**RECORDS FOR THIS EXERCISE**
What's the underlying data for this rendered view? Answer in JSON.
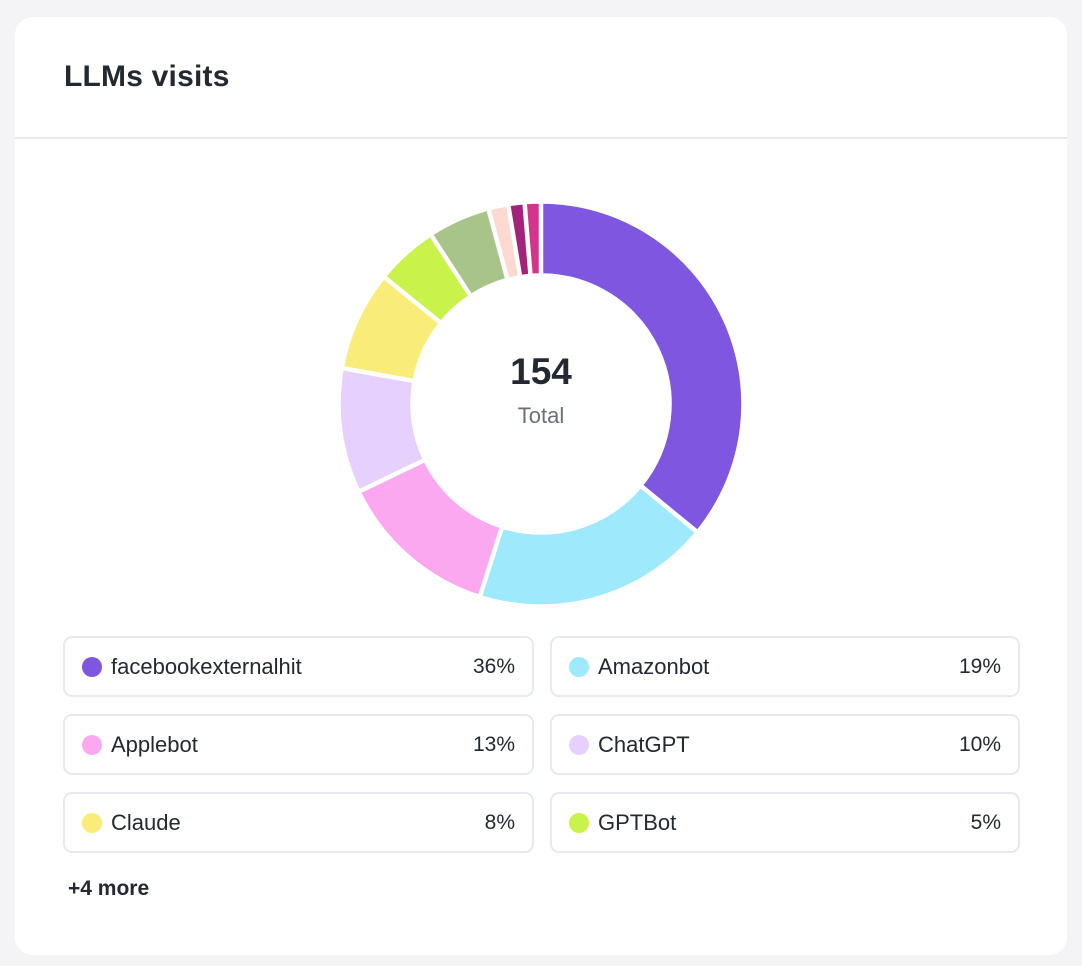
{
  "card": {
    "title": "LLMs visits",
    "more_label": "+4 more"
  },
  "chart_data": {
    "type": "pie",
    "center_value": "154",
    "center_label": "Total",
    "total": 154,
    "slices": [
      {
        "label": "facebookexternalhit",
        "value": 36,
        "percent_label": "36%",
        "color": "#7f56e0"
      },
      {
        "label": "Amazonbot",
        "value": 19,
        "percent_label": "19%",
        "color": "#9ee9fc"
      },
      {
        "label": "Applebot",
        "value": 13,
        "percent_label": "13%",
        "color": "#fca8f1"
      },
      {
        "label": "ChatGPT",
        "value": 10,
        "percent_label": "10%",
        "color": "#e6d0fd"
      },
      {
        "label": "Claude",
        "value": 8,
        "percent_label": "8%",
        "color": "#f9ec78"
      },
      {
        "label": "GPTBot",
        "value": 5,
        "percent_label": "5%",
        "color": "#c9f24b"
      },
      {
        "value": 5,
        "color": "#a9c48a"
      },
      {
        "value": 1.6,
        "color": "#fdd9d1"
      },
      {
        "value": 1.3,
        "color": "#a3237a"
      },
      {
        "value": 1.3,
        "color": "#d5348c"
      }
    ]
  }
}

**WHAT NEEDS TO BE DONE**
Copy the records above exactly, omitting every picture.

**RESPONSE**
What's the underlying data for this rendered view? Answer in JSON.
{
  "card": {
    "title": "LLMs visits",
    "more_label": "+4 more"
  },
  "chart_data": {
    "type": "pie",
    "center_value": "154",
    "center_label": "Total",
    "total": 154,
    "slices": [
      {
        "label": "facebookexternalhit",
        "value": 36,
        "percent_label": "36%",
        "color": "#7f56e0"
      },
      {
        "label": "Amazonbot",
        "value": 19,
        "percent_label": "19%",
        "color": "#9ee9fc"
      },
      {
        "label": "Applebot",
        "value": 13,
        "percent_label": "13%",
        "color": "#fca8f1"
      },
      {
        "label": "ChatGPT",
        "value": 10,
        "percent_label": "10%",
        "color": "#e6d0fd"
      },
      {
        "label": "Claude",
        "value": 8,
        "percent_label": "8%",
        "color": "#f9ec78"
      },
      {
        "label": "GPTBot",
        "value": 5,
        "percent_label": "5%",
        "color": "#c9f24b"
      },
      {
        "value": 5,
        "color": "#a9c48a"
      },
      {
        "value": 1.6,
        "color": "#fdd9d1"
      },
      {
        "value": 1.3,
        "color": "#a3237a"
      },
      {
        "value": 1.3,
        "color": "#d5348c"
      }
    ]
  }
}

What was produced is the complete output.